Quote the listing below in full and exactly as written, but omit every picture.

----------

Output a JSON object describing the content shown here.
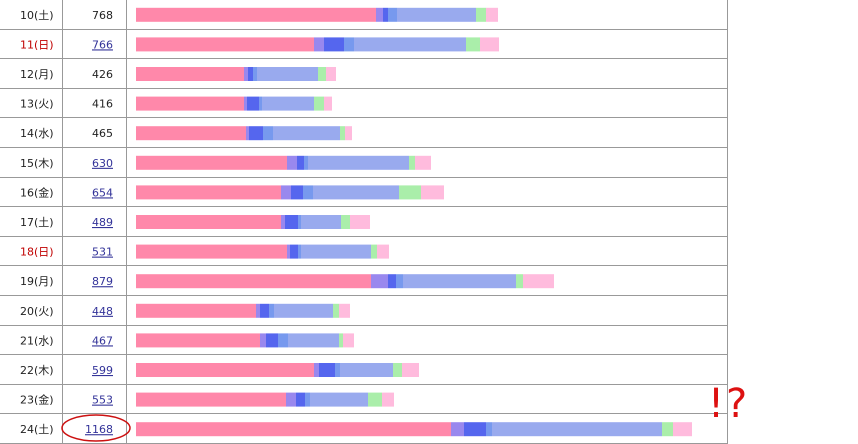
{
  "chart_data": {
    "type": "bar",
    "stacked": true,
    "orientation": "horizontal",
    "rows": [
      {
        "label": "10(土)",
        "value": "768",
        "linked": false,
        "holiday": false,
        "segments": [
          240,
          7,
          5,
          9,
          79,
          10,
          12
        ]
      },
      {
        "label": "11(日)",
        "value": "766",
        "linked": true,
        "holiday": true,
        "segments": [
          178,
          10,
          20,
          10,
          112,
          14,
          19
        ]
      },
      {
        "label": "12(月)",
        "value": "426",
        "linked": false,
        "holiday": false,
        "segments": [
          108,
          4,
          5,
          4,
          61,
          8,
          10
        ]
      },
      {
        "label": "13(火)",
        "value": "416",
        "linked": false,
        "holiday": false,
        "segments": [
          108,
          3,
          12,
          3,
          52,
          10,
          8
        ]
      },
      {
        "label": "14(水)",
        "value": "465",
        "linked": false,
        "holiday": false,
        "segments": [
          110,
          3,
          14,
          10,
          67,
          5,
          7
        ]
      },
      {
        "label": "15(木)",
        "value": "630",
        "linked": true,
        "holiday": false,
        "segments": [
          151,
          10,
          7,
          4,
          101,
          6,
          16
        ]
      },
      {
        "label": "16(金)",
        "value": "654",
        "linked": true,
        "holiday": false,
        "segments": [
          145,
          10,
          12,
          10,
          86,
          22,
          23
        ]
      },
      {
        "label": "17(土)",
        "value": "489",
        "linked": true,
        "holiday": false,
        "segments": [
          145,
          4,
          13,
          3,
          40,
          9,
          20
        ]
      },
      {
        "label": "18(日)",
        "value": "531",
        "linked": true,
        "holiday": true,
        "segments": [
          151,
          3,
          8,
          3,
          70,
          6,
          12
        ]
      },
      {
        "label": "19(月)",
        "value": "879",
        "linked": true,
        "holiday": false,
        "segments": [
          235,
          17,
          8,
          7,
          113,
          7,
          31
        ]
      },
      {
        "label": "20(火)",
        "value": "448",
        "linked": true,
        "holiday": false,
        "segments": [
          120,
          4,
          9,
          5,
          59,
          6,
          11
        ]
      },
      {
        "label": "21(水)",
        "value": "467",
        "linked": true,
        "holiday": false,
        "segments": [
          124,
          6,
          12,
          10,
          51,
          4,
          11
        ]
      },
      {
        "label": "22(木)",
        "value": "599",
        "linked": true,
        "holiday": false,
        "segments": [
          178,
          5,
          16,
          5,
          53,
          9,
          17
        ]
      },
      {
        "label": "23(金)",
        "value": "553",
        "linked": true,
        "holiday": false,
        "segments": [
          150,
          10,
          9,
          5,
          58,
          14,
          12
        ]
      },
      {
        "label": "24(土)",
        "value": "1168",
        "linked": true,
        "holiday": false,
        "segments": [
          315,
          13,
          22,
          6,
          170,
          11,
          19
        ]
      }
    ],
    "segment_colors": [
      "#ff88aa",
      "#9988ee",
      "#5566ee",
      "#7799ee",
      "#99aaee",
      "#aaeeaa",
      "#ffbbdd"
    ],
    "highlight_row": "24(土)"
  },
  "annotation": {
    "text": "!?"
  },
  "colors": {
    "holiday": "#c00000",
    "link": "#333399",
    "grid": "#999999",
    "circle": "#cc1111"
  }
}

----------

Exercise output —
Output a JSON object describing the content shown here.
{
  "chart_data": {
    "type": "bar",
    "stacked": true,
    "orientation": "horizontal",
    "rows": [
      {
        "label": "10(土)",
        "value": "768",
        "linked": false,
        "holiday": false,
        "segments": [
          240,
          7,
          5,
          9,
          79,
          10,
          12
        ]
      },
      {
        "label": "11(日)",
        "value": "766",
        "linked": true,
        "holiday": true,
        "segments": [
          178,
          10,
          20,
          10,
          112,
          14,
          19
        ]
      },
      {
        "label": "12(月)",
        "value": "426",
        "linked": false,
        "holiday": false,
        "segments": [
          108,
          4,
          5,
          4,
          61,
          8,
          10
        ]
      },
      {
        "label": "13(火)",
        "value": "416",
        "linked": false,
        "holiday": false,
        "segments": [
          108,
          3,
          12,
          3,
          52,
          10,
          8
        ]
      },
      {
        "label": "14(水)",
        "value": "465",
        "linked": false,
        "holiday": false,
        "segments": [
          110,
          3,
          14,
          10,
          67,
          5,
          7
        ]
      },
      {
        "label": "15(木)",
        "value": "630",
        "linked": true,
        "holiday": false,
        "segments": [
          151,
          10,
          7,
          4,
          101,
          6,
          16
        ]
      },
      {
        "label": "16(金)",
        "value": "654",
        "linked": true,
        "holiday": false,
        "segments": [
          145,
          10,
          12,
          10,
          86,
          22,
          23
        ]
      },
      {
        "label": "17(土)",
        "value": "489",
        "linked": true,
        "holiday": false,
        "segments": [
          145,
          4,
          13,
          3,
          40,
          9,
          20
        ]
      },
      {
        "label": "18(日)",
        "value": "531",
        "linked": true,
        "holiday": true,
        "segments": [
          151,
          3,
          8,
          3,
          70,
          6,
          12
        ]
      },
      {
        "label": "19(月)",
        "value": "879",
        "linked": true,
        "holiday": false,
        "segments": [
          235,
          17,
          8,
          7,
          113,
          7,
          31
        ]
      },
      {
        "label": "20(火)",
        "value": "448",
        "linked": true,
        "holiday": false,
        "segments": [
          120,
          4,
          9,
          5,
          59,
          6,
          11
        ]
      },
      {
        "label": "21(水)",
        "value": "467",
        "linked": true,
        "holiday": false,
        "segments": [
          124,
          6,
          12,
          10,
          51,
          4,
          11
        ]
      },
      {
        "label": "22(木)",
        "value": "599",
        "linked": true,
        "holiday": false,
        "segments": [
          178,
          5,
          16,
          5,
          53,
          9,
          17
        ]
      },
      {
        "label": "23(金)",
        "value": "553",
        "linked": true,
        "holiday": false,
        "segments": [
          150,
          10,
          9,
          5,
          58,
          14,
          12
        ]
      },
      {
        "label": "24(土)",
        "value": "1168",
        "linked": true,
        "holiday": false,
        "segments": [
          315,
          13,
          22,
          6,
          170,
          11,
          19
        ]
      }
    ],
    "segment_colors": [
      "#ff88aa",
      "#9988ee",
      "#5566ee",
      "#7799ee",
      "#99aaee",
      "#aaeeaa",
      "#ffbbdd"
    ],
    "highlight_row": "24(土)"
  },
  "annotation": {
    "text": "!?"
  },
  "colors": {
    "holiday": "#c00000",
    "link": "#333399",
    "grid": "#999999",
    "circle": "#cc1111"
  }
}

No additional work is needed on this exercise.